→ Problem:
Below are the records. Restate word for word every line from the one that contains "Decode this image" through the final line, both included.

— START Supplied records —

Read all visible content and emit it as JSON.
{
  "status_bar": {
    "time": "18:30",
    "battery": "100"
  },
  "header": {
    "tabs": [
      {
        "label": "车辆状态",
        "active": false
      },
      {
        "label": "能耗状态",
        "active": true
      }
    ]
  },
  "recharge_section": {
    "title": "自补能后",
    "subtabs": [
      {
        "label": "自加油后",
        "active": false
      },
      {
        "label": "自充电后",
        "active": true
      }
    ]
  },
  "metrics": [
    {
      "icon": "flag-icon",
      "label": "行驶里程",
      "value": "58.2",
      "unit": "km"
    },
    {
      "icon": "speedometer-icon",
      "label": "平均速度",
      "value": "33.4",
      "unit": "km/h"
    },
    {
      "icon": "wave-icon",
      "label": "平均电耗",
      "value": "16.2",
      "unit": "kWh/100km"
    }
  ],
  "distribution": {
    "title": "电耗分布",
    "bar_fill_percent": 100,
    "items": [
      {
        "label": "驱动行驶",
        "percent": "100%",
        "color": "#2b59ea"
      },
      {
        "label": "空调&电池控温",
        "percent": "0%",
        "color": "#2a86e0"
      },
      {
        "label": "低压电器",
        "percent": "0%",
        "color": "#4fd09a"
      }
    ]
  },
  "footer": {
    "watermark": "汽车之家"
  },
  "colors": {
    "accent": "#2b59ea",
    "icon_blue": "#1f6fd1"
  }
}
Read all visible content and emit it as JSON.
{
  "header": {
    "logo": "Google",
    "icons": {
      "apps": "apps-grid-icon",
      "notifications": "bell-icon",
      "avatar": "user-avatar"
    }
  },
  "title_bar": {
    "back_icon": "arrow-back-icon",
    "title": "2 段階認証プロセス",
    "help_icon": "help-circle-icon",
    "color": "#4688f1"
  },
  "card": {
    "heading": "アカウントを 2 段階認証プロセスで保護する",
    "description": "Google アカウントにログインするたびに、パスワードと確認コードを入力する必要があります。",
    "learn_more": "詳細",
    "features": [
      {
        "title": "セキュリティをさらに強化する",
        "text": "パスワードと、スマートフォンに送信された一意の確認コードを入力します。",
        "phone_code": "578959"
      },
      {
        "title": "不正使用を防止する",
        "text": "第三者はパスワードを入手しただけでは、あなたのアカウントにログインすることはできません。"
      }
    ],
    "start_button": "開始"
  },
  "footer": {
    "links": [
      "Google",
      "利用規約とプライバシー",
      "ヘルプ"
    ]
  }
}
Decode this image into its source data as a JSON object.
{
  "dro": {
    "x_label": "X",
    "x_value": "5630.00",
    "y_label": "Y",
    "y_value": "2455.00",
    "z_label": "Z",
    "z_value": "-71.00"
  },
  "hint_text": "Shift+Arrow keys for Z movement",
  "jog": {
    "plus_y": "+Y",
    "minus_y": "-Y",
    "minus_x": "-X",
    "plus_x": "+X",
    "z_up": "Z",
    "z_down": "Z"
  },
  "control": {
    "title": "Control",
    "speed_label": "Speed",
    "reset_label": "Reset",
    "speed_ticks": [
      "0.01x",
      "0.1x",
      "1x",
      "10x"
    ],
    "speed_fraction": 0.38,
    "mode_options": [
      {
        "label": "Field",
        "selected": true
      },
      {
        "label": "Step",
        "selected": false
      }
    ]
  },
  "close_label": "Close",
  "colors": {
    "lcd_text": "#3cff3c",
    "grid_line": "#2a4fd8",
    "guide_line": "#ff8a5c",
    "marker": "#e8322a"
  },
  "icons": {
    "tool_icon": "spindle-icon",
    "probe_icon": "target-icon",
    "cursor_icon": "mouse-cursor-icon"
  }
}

— END Supplied records —

→ Output below:
Decode this image into its source data as a JSON object.
{
  "dro": {
    "x_label": "X",
    "x_value": "5630.00",
    "y_label": "Y",
    "y_value": "2455.00",
    "z_label": "Z",
    "z_value": "-71.00"
  },
  "hint_text": "Shift+Arrow keys for Z movement",
  "jog": {
    "plus_y": "+Y",
    "minus_y": "-Y",
    "minus_x": "-X",
    "plus_x": "+X",
    "z_up": "Z",
    "z_down": "Z"
  },
  "control": {
    "title": "Control",
    "speed_label": "Speed",
    "reset_label": "Reset",
    "speed_ticks": [
      "0.01x",
      "0.1x",
      "1x",
      "10x"
    ],
    "speed_fraction": 0.38,
    "mode_options": [
      {
        "label": "Field",
        "selected": true
      },
      {
        "label": "Step",
        "selected": false
      }
    ]
  },
  "close_label": "Close",
  "colors": {
    "lcd_text": "#3cff3c",
    "grid_line": "#2a4fd8",
    "guide_line": "#ff8a5c",
    "marker": "#e8322a"
  },
  "icons": {
    "tool_icon": "spindle-icon",
    "probe_icon": "target-icon",
    "cursor_icon": "mouse-cursor-icon"
  }
}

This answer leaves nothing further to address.